[Spatial annotation records]
********************

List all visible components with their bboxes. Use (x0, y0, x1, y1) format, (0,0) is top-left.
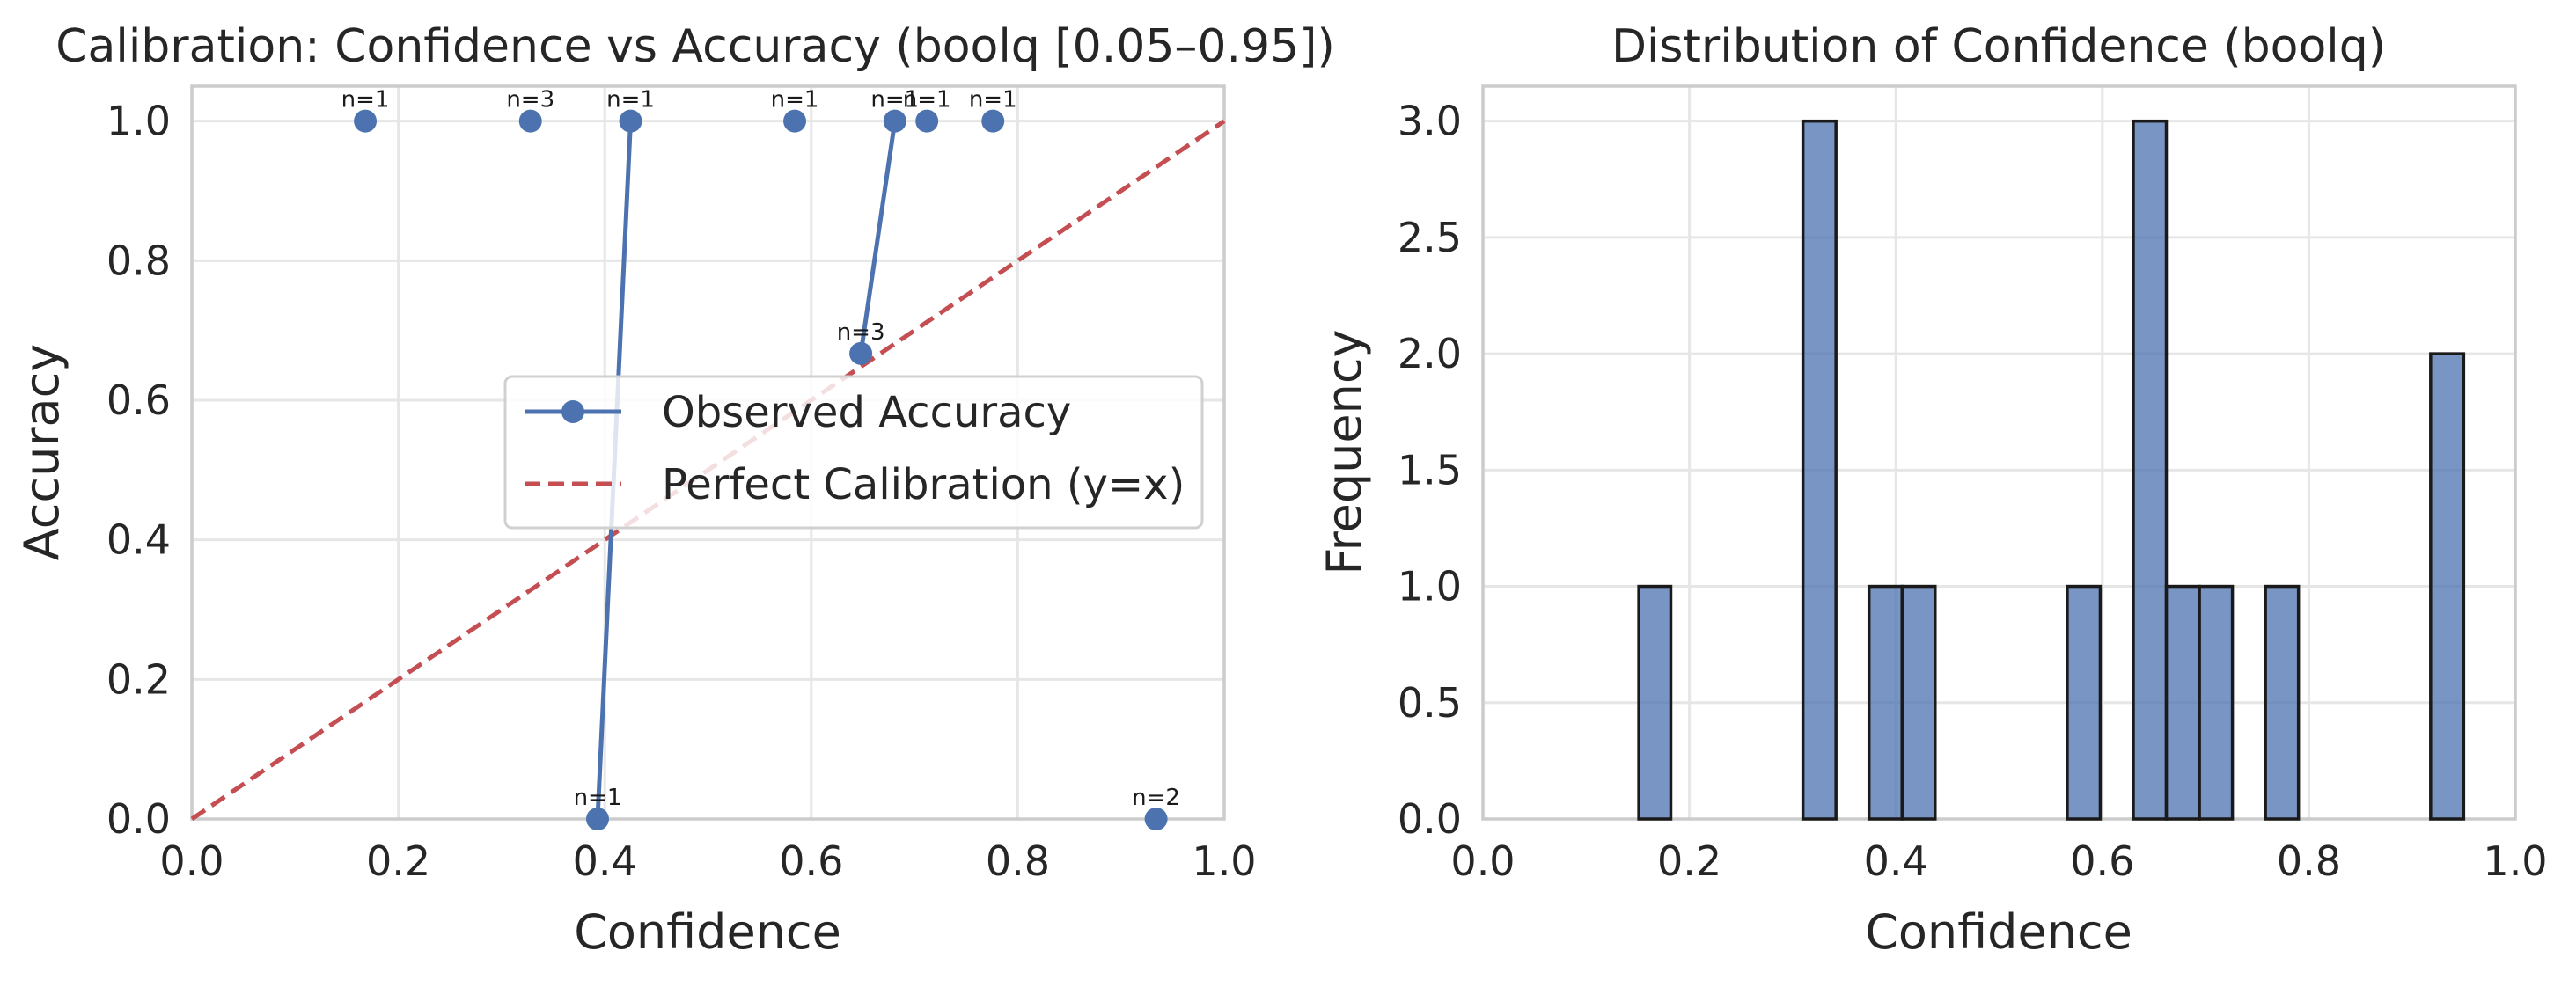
histogram-bar-9 (2429, 352, 2466, 821)
calibration-y-tick-1: 0.2 (106, 655, 171, 703)
histogram-y-tick-2: 1.0 (1398, 563, 1462, 610)
histogram-bar-7 (2198, 584, 2235, 821)
calibration-x-tick-0: 0.0 (159, 837, 224, 885)
histogram-bar-0 (1637, 584, 1673, 821)
observed-point-label-9: n=2 (1132, 785, 1180, 811)
observed-point-5 (849, 341, 873, 365)
observed-point-label-5: n=3 (837, 319, 885, 346)
histogram-y-tick-1: 0.5 (1398, 679, 1462, 727)
calibration-ticks: 0.0 0.2 0.4 0.6 0.8 1.0 0.0 0.2 0.4 0.6 0.8 1.0 (106, 98, 1257, 885)
observed-point-4 (783, 109, 807, 133)
histogram-y-tick-0: 0.0 (1398, 795, 1462, 843)
histogram-bar-1 (1801, 119, 1838, 821)
histogram-ticks: 0.0 0.2 0.4 0.6 0.8 1.0 0.0 0.5 1.0 1.5 2.0 2.5 3.0 (1398, 98, 2548, 885)
histogram-bar-3 (1900, 584, 1937, 821)
histogram-frame (1481, 84, 2517, 821)
histogram-y-tick-4: 2.0 (1398, 330, 1462, 377)
observed-point-2 (619, 109, 642, 133)
calibration-x-tick-2: 0.4 (573, 837, 637, 885)
histogram-y-tick-6: 3.0 (1398, 98, 1462, 145)
histogram-ylabel: Frequency (1317, 330, 1372, 575)
histogram-y-tick-5: 2.5 (1398, 214, 1462, 261)
calibration-frame (190, 84, 1226, 821)
histogram-bars (1637, 119, 2466, 821)
observed-point-label-0: n=1 (341, 87, 390, 113)
histogram-xlabel: Confidence (1865, 904, 2132, 960)
observed-point-0 (354, 109, 378, 133)
observed-point-7 (915, 109, 939, 133)
observed-point-label-2: n=1 (606, 87, 655, 113)
calibration-y-tick-0: 0.0 (106, 795, 171, 843)
observed-point-3 (585, 808, 609, 830)
calibration-y-tick-3: 0.6 (106, 377, 171, 424)
histogram-bar-6 (2164, 584, 2201, 821)
observed-point-label-6: n=1 (870, 87, 919, 113)
calibration-title: Calibration: Confidence vs Accuracy (boo… (55, 20, 1335, 73)
calibration-y-tick-4: 0.8 (106, 237, 171, 284)
observed-point-label-4: n=1 (771, 87, 819, 113)
calibration-y-tick-2: 0.4 (106, 516, 171, 564)
calibration-y-tick-5: 1.0 (106, 98, 171, 145)
histogram-x-tick-1: 0.2 (1657, 837, 1721, 885)
observed-accuracy-points (354, 109, 1168, 830)
histogram-bar-2 (1867, 584, 1904, 821)
histogram-bar-4 (2066, 584, 2103, 821)
histogram-title: Distribution of Confidence (boolq) (1611, 20, 2386, 73)
legend-observed-marker (561, 400, 584, 423)
legend: Observed Accuracy Perfect Calibration (y… (503, 375, 1204, 530)
observed-accuracy-labels: n=1 n=3 n=1n=1n=1n=3n=1n=1 n=1n=2 (341, 87, 1180, 811)
histogram-x-tick-0: 0.0 (1450, 837, 1515, 885)
observed-point-label-7: n=1 (903, 87, 951, 113)
observed-point-6 (883, 109, 906, 133)
histogram-x-tick-3: 0.6 (2070, 837, 2134, 885)
calibration-x-tick-5: 1.0 (1192, 837, 1256, 885)
legend-box (503, 375, 1204, 530)
observed-line-segment-1 (858, 119, 898, 356)
histogram-plot: Distribution of Confidence (boolq) 0.0 0.… (1317, 20, 2548, 960)
legend-ideal-label: Perfect Calibration (y=x) (662, 460, 1185, 509)
calibration-x-tick-3: 0.6 (779, 837, 843, 885)
observed-point-label-1: n=3 (506, 87, 554, 113)
observed-point-9 (1144, 808, 1168, 830)
histogram-bar-5 (2132, 119, 2169, 821)
observed-point-label-3: n=1 (574, 785, 622, 811)
histogram-x-tick-5: 1.0 (2483, 837, 2547, 885)
calibration-ylabel: Accuracy (14, 344, 70, 561)
calibration-x-tick-1: 0.2 (366, 837, 430, 885)
calibration-plot: Calibration: Confidence vs Accuracy (boo… (14, 20, 1335, 960)
histogram-x-tick-4: 0.8 (2277, 837, 2341, 885)
calibration-xlabel: Confidence (574, 904, 841, 960)
legend-observed-label: Observed Accuracy (662, 388, 1071, 437)
observed-point-8 (981, 109, 1005, 133)
observed-point-1 (518, 109, 542, 133)
observed-point-label-8: n=1 (969, 87, 1017, 113)
calibration-x-tick-4: 0.8 (986, 837, 1050, 885)
histogram-bar-8 (2264, 584, 2301, 821)
histogram-x-tick-2: 0.4 (1864, 837, 1928, 885)
histogram-y-tick-3: 1.5 (1398, 446, 1462, 494)
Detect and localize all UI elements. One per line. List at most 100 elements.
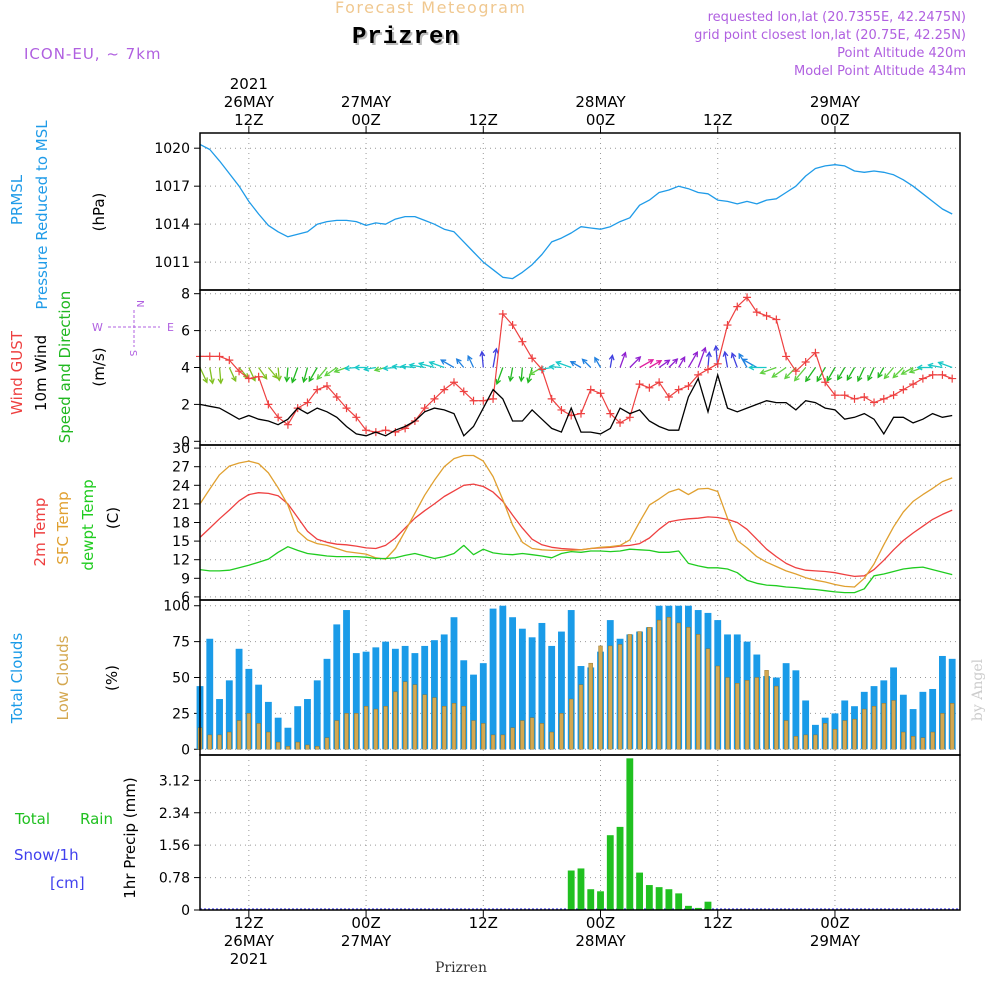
wind-gust-marker	[205, 352, 214, 361]
wind-direction-arrow	[687, 351, 698, 368]
wind-direction-arrowhead	[635, 356, 642, 362]
wind-gust-marker	[703, 365, 712, 374]
wind-gust-line	[200, 296, 953, 433]
y-tick-label: 0	[181, 434, 190, 450]
wind-direction-arrowhead	[900, 369, 907, 375]
wind-gust-marker	[576, 409, 585, 418]
wind-gust-marker	[743, 293, 752, 302]
low-cloud-bar	[754, 677, 759, 750]
low-cloud-bar	[764, 670, 769, 750]
total-cloud-bar	[528, 637, 536, 750]
wind-direction-arrow	[678, 356, 686, 368]
low-cloud-bar	[334, 720, 339, 750]
wind-gust-marker	[616, 418, 625, 427]
pressure-panel-frame	[199, 132, 961, 291]
wind-direction-arrow	[570, 361, 582, 369]
wind-direction-arrow	[549, 365, 562, 369]
x-label-bottom: 00Z	[351, 914, 380, 932]
x-label-bottom: 26MAY	[224, 932, 275, 950]
wind-direction-arrowhead	[846, 374, 853, 381]
wind-direction-arrowhead	[581, 358, 588, 365]
wind-direction-arrowhead	[373, 366, 381, 373]
wind-direction-arrowhead	[826, 375, 832, 383]
wind-direction-arrow	[456, 358, 465, 368]
wind-direction-arrowhead	[518, 376, 525, 383]
pressure-unit-label: (hPa)	[90, 193, 108, 232]
wind-gust-marker	[870, 398, 879, 407]
total-cloud-bar	[938, 655, 946, 750]
precip-snow-unit: [cm]	[50, 874, 85, 892]
wind-direction-arrow	[805, 367, 816, 382]
wind-gust-marker	[283, 420, 292, 429]
wind-direction-arrowhead	[738, 352, 744, 359]
total-cloud-bar	[343, 610, 350, 750]
wind-direction-arrowhead	[722, 350, 729, 357]
x-label-top: 12Z	[469, 111, 498, 129]
y-tick-label: 9	[181, 571, 190, 587]
total-cloud-bar	[352, 653, 360, 750]
wind-gust-marker	[322, 381, 331, 390]
low-cloud-bar	[666, 617, 672, 750]
wind-direction-arrowhead	[428, 360, 435, 367]
wind-direction-arrowhead	[857, 375, 863, 383]
total-cloud-bar	[509, 617, 517, 750]
wind-direction-arrowhead	[701, 346, 707, 353]
total-cloud-bar	[216, 699, 223, 750]
x-label-top: 00Z	[351, 111, 380, 129]
low-cloud-bar	[363, 706, 369, 750]
low-cloud-bar	[940, 713, 945, 750]
rain-bar	[694, 907, 702, 910]
wind-direction-arrow	[619, 352, 627, 368]
y-tick-label: 30	[172, 441, 190, 457]
wind-gust-marker	[782, 352, 791, 361]
wind-direction-arrow	[877, 367, 885, 378]
wind-direction-arrowhead	[495, 378, 502, 386]
low-cloud-bar	[539, 723, 545, 750]
wind-direction-arrow	[901, 366, 914, 375]
wind-direction-arrowhead	[883, 373, 890, 380]
y-tick-label: 1011	[154, 255, 190, 271]
wind-direction-arrowhead	[771, 372, 778, 378]
wind-gust-marker	[928, 370, 937, 379]
low-cloud-bar	[950, 703, 955, 750]
low-cloud-bar	[617, 644, 623, 750]
pressure-label-msl: Pressure Reduced to MSL	[33, 120, 51, 310]
wind-direction-arrow	[291, 367, 299, 383]
wind-direction-arrowhead	[705, 351, 712, 358]
y-tick-label: 4	[181, 361, 190, 377]
low-cloud-bar	[569, 698, 574, 750]
low-cloud-bar	[227, 731, 232, 750]
total-cloud-bar	[323, 658, 331, 750]
wind-gust-marker	[762, 311, 771, 320]
x-label-top: 27MAY	[341, 93, 392, 111]
low-cloud-bar	[344, 713, 349, 750]
wind-direction-arrow	[248, 367, 256, 381]
wind-direction-arrow	[697, 347, 706, 368]
wind-direction-arrow	[496, 367, 504, 385]
wind-direction-arrow	[826, 367, 836, 382]
low-clouds-label: Low Clouds	[54, 635, 72, 720]
wind-gust-marker	[586, 385, 595, 394]
wind-direction-arrow	[258, 367, 268, 380]
rain-bar	[675, 893, 683, 910]
wind-direction-arrow	[302, 367, 309, 382]
y-tick-label: 1.56	[159, 838, 190, 854]
low-cloud-bar	[295, 741, 300, 750]
wind-direction-arrowhead	[479, 350, 486, 357]
wind-direction-arrow	[742, 358, 758, 369]
x-label-top: 12Z	[234, 111, 263, 129]
wind-gust-marker	[811, 348, 820, 357]
y-tick-label: 1014	[154, 217, 190, 233]
wind-direction-arrow	[794, 367, 807, 381]
temp-unit-label: (C)	[104, 507, 122, 529]
wind-direction-arrowhead	[455, 358, 462, 365]
wind-gust-marker	[430, 394, 439, 403]
wind-direction-arrow	[928, 364, 943, 369]
pressure-label-prmsl: PRMSL	[8, 174, 26, 225]
total-clouds-label: Total Clouds	[8, 633, 26, 725]
wind-direction-arrowhead	[908, 368, 915, 374]
wind-direction-arrow	[316, 367, 328, 380]
x-label-top: 26MAY	[224, 93, 275, 111]
total-cloud-bar	[264, 701, 272, 750]
y-tick-label: 18	[172, 516, 190, 532]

********************

* [Given instruction]: Revise the records starting with the line with "histogram-bar-9 (2429, 352, 2466, 821)" and going on through the line with "histogram-bar-1 (1801, 119, 1838, 821)", replacing "calibration" with "reliability" and leaving everything else as it is. Return only those lines.

* [Reply]:
histogram-bar-9 (2429, 352, 2466, 821)
reliability-y-tick-1: 0.2 (106, 655, 171, 703)
histogram-y-tick-2: 1.0 (1398, 563, 1462, 610)
histogram-bar-7 (2198, 584, 2235, 821)
reliability-x-tick-0: 0.0 (159, 837, 224, 885)
histogram-bar-0 (1637, 584, 1673, 821)
observed-point-label-9: n=2 (1132, 785, 1180, 811)
observed-point-5 (849, 341, 873, 365)
observed-point-label-5: n=3 (837, 319, 885, 346)
histogram-y-tick-1: 0.5 (1398, 679, 1462, 727)
reliability-ticks: 0.0 0.2 0.4 0.6 0.8 1.0 0.0 0.2 0.4 0.6 0.8 1.0 (106, 98, 1257, 885)
observed-point-4 (783, 109, 807, 133)
histogram-y-tick-0: 0.0 (1398, 795, 1462, 843)
histogram-bar-1 (1801, 119, 1838, 821)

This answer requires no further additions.